Problem requirements:
State how many lines in the entries below contain "object". Write nothing but the number.
• • •
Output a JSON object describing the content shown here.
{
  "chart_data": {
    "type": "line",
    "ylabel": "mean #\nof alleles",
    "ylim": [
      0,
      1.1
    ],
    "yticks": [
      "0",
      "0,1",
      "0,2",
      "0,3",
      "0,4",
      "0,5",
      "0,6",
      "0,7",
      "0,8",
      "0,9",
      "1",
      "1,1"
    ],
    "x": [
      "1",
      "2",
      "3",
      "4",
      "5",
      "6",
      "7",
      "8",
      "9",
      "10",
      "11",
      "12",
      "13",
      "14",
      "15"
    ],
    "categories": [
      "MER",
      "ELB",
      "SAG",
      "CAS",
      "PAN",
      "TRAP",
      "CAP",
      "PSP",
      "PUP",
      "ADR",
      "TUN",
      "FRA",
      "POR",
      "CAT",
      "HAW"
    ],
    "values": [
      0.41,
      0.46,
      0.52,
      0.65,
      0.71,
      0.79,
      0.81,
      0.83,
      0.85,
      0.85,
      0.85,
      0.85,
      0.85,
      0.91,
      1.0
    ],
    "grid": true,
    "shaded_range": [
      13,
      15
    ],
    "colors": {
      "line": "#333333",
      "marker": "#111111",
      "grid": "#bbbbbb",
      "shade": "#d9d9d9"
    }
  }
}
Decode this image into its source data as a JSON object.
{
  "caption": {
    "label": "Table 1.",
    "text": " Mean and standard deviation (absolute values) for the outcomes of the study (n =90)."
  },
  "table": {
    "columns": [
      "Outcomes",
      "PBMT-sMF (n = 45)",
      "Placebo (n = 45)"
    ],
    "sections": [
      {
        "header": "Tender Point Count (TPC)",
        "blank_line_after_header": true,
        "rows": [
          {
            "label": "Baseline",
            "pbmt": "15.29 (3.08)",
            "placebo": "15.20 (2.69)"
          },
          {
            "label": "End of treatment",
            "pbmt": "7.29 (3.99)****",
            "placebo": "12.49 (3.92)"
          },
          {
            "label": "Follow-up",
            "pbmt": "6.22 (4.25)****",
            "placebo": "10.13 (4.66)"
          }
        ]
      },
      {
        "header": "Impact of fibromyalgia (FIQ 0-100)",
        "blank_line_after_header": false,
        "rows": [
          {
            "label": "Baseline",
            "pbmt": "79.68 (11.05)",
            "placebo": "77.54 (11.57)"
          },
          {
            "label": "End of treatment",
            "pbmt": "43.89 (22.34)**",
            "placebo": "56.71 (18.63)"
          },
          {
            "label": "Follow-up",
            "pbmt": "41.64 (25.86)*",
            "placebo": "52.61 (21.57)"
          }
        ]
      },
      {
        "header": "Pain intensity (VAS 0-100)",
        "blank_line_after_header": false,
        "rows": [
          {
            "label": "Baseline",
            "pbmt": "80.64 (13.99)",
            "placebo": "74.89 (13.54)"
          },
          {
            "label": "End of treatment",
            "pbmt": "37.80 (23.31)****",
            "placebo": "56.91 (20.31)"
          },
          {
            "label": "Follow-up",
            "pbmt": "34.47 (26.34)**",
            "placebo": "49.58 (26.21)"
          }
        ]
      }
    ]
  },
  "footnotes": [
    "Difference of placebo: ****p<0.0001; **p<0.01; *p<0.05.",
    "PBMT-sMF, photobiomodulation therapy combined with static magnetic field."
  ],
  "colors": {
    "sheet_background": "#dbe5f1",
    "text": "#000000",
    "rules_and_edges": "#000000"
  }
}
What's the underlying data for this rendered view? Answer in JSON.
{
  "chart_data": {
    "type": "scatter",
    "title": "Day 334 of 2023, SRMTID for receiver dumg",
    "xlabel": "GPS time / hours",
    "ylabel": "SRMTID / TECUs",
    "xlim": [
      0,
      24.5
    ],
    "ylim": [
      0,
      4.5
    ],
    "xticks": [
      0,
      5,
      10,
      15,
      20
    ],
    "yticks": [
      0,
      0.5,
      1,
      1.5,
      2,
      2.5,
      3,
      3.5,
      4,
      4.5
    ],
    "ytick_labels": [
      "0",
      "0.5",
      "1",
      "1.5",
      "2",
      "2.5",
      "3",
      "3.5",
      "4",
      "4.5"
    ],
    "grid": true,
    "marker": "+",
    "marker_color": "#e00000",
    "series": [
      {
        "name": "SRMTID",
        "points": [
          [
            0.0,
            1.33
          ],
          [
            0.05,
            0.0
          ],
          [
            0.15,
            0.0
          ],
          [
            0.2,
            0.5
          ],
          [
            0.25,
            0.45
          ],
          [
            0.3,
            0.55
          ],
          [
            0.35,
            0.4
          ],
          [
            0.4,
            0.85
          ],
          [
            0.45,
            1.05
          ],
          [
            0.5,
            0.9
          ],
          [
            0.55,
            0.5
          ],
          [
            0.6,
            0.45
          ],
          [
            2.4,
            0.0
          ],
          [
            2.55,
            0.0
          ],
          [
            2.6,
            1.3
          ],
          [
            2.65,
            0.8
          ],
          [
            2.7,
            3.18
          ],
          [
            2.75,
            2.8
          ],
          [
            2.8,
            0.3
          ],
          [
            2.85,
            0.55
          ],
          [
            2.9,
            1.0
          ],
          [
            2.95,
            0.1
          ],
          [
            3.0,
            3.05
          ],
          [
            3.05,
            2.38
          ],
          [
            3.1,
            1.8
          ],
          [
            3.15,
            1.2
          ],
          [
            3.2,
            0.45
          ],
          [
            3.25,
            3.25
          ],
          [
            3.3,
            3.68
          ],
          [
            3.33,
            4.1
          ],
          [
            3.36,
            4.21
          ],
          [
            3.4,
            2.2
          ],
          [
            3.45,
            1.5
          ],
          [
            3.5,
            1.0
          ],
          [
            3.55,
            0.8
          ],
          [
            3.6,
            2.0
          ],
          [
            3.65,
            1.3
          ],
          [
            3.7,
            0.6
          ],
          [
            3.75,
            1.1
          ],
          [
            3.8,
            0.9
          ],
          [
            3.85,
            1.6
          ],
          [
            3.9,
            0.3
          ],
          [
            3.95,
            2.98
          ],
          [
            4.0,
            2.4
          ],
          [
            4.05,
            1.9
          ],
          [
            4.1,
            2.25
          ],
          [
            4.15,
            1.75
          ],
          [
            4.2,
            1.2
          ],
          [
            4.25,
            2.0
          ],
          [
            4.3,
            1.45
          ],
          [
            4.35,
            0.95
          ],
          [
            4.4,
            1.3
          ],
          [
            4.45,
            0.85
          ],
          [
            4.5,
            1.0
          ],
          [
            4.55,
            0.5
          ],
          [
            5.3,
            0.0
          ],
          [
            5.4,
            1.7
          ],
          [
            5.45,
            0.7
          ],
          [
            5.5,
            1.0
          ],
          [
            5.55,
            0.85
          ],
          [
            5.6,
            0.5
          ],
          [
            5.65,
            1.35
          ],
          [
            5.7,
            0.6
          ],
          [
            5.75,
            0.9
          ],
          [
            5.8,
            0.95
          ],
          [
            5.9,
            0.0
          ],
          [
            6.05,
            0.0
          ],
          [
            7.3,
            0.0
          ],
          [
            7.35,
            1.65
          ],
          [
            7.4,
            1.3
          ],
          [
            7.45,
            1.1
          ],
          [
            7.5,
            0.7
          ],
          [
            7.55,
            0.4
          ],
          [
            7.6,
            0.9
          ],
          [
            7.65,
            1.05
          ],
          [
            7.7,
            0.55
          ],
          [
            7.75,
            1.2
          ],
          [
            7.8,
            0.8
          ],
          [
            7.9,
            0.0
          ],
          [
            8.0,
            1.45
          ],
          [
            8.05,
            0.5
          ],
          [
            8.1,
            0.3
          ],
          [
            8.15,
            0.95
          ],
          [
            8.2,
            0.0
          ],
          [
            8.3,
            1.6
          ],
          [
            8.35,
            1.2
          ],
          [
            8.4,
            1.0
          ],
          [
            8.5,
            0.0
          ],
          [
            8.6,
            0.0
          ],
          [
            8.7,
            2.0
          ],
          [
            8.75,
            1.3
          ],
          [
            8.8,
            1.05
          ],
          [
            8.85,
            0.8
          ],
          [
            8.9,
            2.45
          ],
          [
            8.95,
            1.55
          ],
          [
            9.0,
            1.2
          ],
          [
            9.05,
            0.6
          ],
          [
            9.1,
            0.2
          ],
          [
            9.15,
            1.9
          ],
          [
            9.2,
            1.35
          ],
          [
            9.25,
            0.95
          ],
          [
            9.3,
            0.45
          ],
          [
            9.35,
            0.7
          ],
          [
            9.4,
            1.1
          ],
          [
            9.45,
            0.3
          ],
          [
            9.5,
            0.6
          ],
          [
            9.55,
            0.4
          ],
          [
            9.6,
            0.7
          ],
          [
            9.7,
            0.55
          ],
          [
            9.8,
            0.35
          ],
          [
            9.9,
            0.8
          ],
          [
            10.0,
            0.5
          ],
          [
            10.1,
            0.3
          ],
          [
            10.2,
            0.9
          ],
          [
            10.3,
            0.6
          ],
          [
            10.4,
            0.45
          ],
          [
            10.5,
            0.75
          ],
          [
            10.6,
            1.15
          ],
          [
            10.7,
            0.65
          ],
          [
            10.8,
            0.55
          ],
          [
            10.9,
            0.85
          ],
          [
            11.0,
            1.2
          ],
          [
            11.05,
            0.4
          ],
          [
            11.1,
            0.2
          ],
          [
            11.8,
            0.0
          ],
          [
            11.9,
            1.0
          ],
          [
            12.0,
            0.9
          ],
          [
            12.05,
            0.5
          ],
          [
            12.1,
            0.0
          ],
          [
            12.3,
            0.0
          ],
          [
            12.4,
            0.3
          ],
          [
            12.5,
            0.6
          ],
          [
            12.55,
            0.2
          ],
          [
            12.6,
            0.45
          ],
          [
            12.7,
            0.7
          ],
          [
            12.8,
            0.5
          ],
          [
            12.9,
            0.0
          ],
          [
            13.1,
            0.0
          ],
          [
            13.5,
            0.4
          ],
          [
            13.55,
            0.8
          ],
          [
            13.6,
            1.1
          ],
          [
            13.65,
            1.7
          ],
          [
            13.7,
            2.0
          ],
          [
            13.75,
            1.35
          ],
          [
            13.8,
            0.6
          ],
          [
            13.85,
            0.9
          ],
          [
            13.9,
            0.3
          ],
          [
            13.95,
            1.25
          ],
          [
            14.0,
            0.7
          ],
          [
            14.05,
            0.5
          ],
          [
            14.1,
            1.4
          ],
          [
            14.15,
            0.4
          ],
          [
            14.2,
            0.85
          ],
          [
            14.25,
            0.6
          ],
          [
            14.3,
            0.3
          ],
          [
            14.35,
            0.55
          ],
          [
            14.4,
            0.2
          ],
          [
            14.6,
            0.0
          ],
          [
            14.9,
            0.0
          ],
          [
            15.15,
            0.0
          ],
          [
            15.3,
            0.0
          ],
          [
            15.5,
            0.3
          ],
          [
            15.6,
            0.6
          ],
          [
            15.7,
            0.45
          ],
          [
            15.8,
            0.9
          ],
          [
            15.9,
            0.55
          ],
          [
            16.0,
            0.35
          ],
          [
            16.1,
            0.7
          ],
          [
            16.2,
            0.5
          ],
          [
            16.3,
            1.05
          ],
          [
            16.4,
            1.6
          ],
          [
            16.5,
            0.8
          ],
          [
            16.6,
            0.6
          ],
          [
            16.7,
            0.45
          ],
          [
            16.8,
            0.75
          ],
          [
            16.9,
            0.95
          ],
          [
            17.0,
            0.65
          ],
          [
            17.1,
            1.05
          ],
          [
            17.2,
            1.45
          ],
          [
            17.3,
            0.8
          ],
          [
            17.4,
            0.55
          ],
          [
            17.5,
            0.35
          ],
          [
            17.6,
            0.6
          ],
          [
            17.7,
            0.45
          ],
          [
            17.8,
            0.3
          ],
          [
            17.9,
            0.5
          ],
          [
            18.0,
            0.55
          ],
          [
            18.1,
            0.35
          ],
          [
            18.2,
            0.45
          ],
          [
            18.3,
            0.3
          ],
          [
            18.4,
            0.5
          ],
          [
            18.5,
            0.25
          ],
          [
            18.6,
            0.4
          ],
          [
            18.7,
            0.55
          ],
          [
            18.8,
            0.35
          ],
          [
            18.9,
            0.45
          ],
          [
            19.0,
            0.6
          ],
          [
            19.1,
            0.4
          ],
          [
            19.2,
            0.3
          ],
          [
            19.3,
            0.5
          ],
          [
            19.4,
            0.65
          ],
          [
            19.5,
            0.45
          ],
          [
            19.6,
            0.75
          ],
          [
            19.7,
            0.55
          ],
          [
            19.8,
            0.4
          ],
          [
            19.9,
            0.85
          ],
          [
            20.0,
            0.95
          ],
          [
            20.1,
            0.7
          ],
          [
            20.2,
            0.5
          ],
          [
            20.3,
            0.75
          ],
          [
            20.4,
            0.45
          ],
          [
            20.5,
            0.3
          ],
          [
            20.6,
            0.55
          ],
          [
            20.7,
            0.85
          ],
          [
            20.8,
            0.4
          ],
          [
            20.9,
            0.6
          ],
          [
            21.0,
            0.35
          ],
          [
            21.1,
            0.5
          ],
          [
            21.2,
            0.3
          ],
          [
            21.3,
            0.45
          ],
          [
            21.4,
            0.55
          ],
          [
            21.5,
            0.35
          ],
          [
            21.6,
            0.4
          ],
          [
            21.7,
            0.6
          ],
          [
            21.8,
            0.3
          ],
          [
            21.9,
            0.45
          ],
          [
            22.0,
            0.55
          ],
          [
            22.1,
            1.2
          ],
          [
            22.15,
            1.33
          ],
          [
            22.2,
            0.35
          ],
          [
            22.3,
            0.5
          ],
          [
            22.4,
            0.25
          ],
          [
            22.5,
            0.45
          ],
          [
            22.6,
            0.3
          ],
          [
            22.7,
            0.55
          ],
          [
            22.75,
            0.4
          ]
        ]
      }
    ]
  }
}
• • •
Written answer:
2